- [THE TASK]: Leave out the pictures and transcribe the rest of the records exactly.

# # # #

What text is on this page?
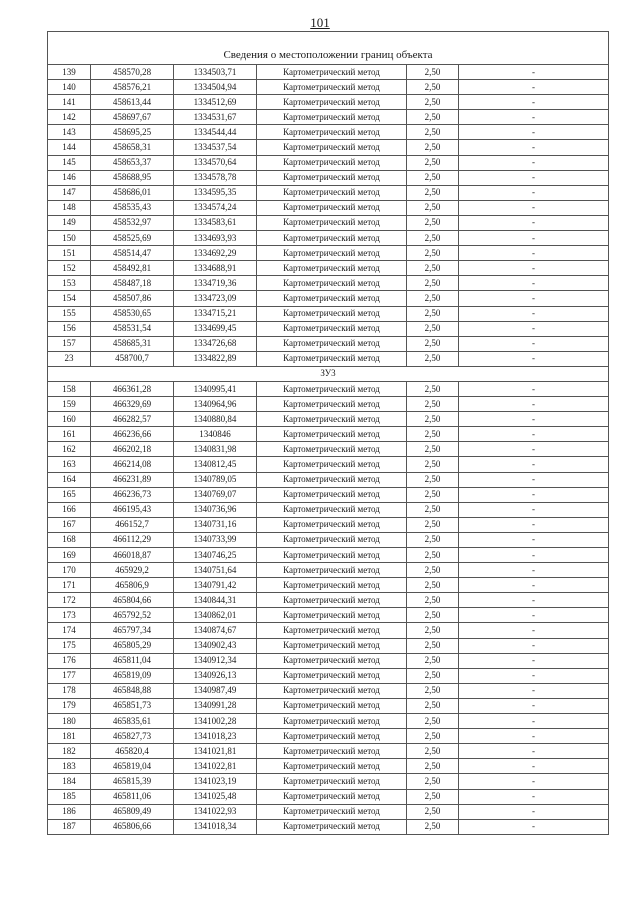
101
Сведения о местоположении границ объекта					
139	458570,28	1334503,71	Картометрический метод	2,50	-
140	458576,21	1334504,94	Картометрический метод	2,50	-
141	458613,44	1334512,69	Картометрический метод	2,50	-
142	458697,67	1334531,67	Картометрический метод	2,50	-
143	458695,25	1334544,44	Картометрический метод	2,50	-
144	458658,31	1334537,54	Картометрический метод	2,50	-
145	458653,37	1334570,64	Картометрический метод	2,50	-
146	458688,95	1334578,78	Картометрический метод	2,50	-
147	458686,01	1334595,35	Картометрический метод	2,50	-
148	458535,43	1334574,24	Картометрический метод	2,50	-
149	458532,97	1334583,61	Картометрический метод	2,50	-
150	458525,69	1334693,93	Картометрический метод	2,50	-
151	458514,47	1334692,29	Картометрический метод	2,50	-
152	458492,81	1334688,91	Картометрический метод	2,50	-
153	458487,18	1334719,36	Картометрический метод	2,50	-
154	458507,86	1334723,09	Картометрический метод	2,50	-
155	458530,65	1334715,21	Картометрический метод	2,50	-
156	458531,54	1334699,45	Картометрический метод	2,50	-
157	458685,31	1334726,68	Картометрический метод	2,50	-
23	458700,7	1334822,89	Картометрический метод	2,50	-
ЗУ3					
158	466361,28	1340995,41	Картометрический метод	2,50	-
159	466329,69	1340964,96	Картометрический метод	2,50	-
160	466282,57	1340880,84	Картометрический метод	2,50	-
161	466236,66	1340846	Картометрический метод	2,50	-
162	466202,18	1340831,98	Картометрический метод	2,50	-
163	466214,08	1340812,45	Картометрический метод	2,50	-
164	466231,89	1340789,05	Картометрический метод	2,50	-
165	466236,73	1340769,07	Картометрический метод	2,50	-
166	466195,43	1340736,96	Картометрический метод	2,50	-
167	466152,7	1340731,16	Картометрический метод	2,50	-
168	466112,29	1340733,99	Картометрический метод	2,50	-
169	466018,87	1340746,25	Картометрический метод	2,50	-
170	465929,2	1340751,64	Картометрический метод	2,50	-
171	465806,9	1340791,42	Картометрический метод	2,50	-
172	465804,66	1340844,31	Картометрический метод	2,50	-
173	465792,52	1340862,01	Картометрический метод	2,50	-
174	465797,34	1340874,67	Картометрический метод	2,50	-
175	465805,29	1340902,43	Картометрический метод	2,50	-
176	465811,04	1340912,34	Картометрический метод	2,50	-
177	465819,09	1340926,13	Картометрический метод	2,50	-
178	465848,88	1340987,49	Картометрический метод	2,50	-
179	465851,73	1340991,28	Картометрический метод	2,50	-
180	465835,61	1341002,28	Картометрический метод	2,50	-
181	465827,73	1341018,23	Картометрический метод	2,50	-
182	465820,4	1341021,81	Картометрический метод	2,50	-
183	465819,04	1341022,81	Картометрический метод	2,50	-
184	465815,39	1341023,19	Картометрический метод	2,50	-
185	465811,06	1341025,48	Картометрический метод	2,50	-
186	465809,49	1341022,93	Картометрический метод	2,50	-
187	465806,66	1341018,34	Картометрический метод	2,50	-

# # # #

- [CORRECT RESPONSE]:
What text is on this page?
101
Сведения о местоположении границ объекта					
139	458570,28	1334503,71	Картометрический метод	2,50	-
140	458576,21	1334504,94	Картометрический метод	2,50	-
141	458613,44	1334512,69	Картометрический метод	2,50	-
142	458697,67	1334531,67	Картометрический метод	2,50	-
143	458695,25	1334544,44	Картометрический метод	2,50	-
144	458658,31	1334537,54	Картометрический метод	2,50	-
145	458653,37	1334570,64	Картометрический метод	2,50	-
146	458688,95	1334578,78	Картометрический метод	2,50	-
147	458686,01	1334595,35	Картометрический метод	2,50	-
148	458535,43	1334574,24	Картометрический метод	2,50	-
149	458532,97	1334583,61	Картометрический метод	2,50	-
150	458525,69	1334693,93	Картометрический метод	2,50	-
151	458514,47	1334692,29	Картометрический метод	2,50	-
152	458492,81	1334688,91	Картометрический метод	2,50	-
153	458487,18	1334719,36	Картометрический метод	2,50	-
154	458507,86	1334723,09	Картометрический метод	2,50	-
155	458530,65	1334715,21	Картометрический метод	2,50	-
156	458531,54	1334699,45	Картометрический метод	2,50	-
157	458685,31	1334726,68	Картометрический метод	2,50	-
23	458700,7	1334822,89	Картометрический метод	2,50	-
ЗУ3					
158	466361,28	1340995,41	Картометрический метод	2,50	-
159	466329,69	1340964,96	Картометрический метод	2,50	-
160	466282,57	1340880,84	Картометрический метод	2,50	-
161	466236,66	1340846	Картометрический метод	2,50	-
162	466202,18	1340831,98	Картометрический метод	2,50	-
163	466214,08	1340812,45	Картометрический метод	2,50	-
164	466231,89	1340789,05	Картометрический метод	2,50	-
165	466236,73	1340769,07	Картометрический метод	2,50	-
166	466195,43	1340736,96	Картометрический метод	2,50	-
167	466152,7	1340731,16	Картометрический метод	2,50	-
168	466112,29	1340733,99	Картометрический метод	2,50	-
169	466018,87	1340746,25	Картометрический метод	2,50	-
170	465929,2	1340751,64	Картометрический метод	2,50	-
171	465806,9	1340791,42	Картометрический метод	2,50	-
172	465804,66	1340844,31	Картометрический метод	2,50	-
173	465792,52	1340862,01	Картометрический метод	2,50	-
174	465797,34	1340874,67	Картометрический метод	2,50	-
175	465805,29	1340902,43	Картометрический метод	2,50	-
176	465811,04	1340912,34	Картометрический метод	2,50	-
177	465819,09	1340926,13	Картометрический метод	2,50	-
178	465848,88	1340987,49	Картометрический метод	2,50	-
179	465851,73	1340991,28	Картометрический метод	2,50	-
180	465835,61	1341002,28	Картометрический метод	2,50	-
181	465827,73	1341018,23	Картометрический метод	2,50	-
182	465820,4	1341021,81	Картометрический метод	2,50	-
183	465819,04	1341022,81	Картометрический метод	2,50	-
184	465815,39	1341023,19	Картометрический метод	2,50	-
185	465811,06	1341025,48	Картометрический метод	2,50	-
186	465809,49	1341022,93	Картометрический метод	2,50	-
187	465806,66	1341018,34	Картометрический метод	2,50	-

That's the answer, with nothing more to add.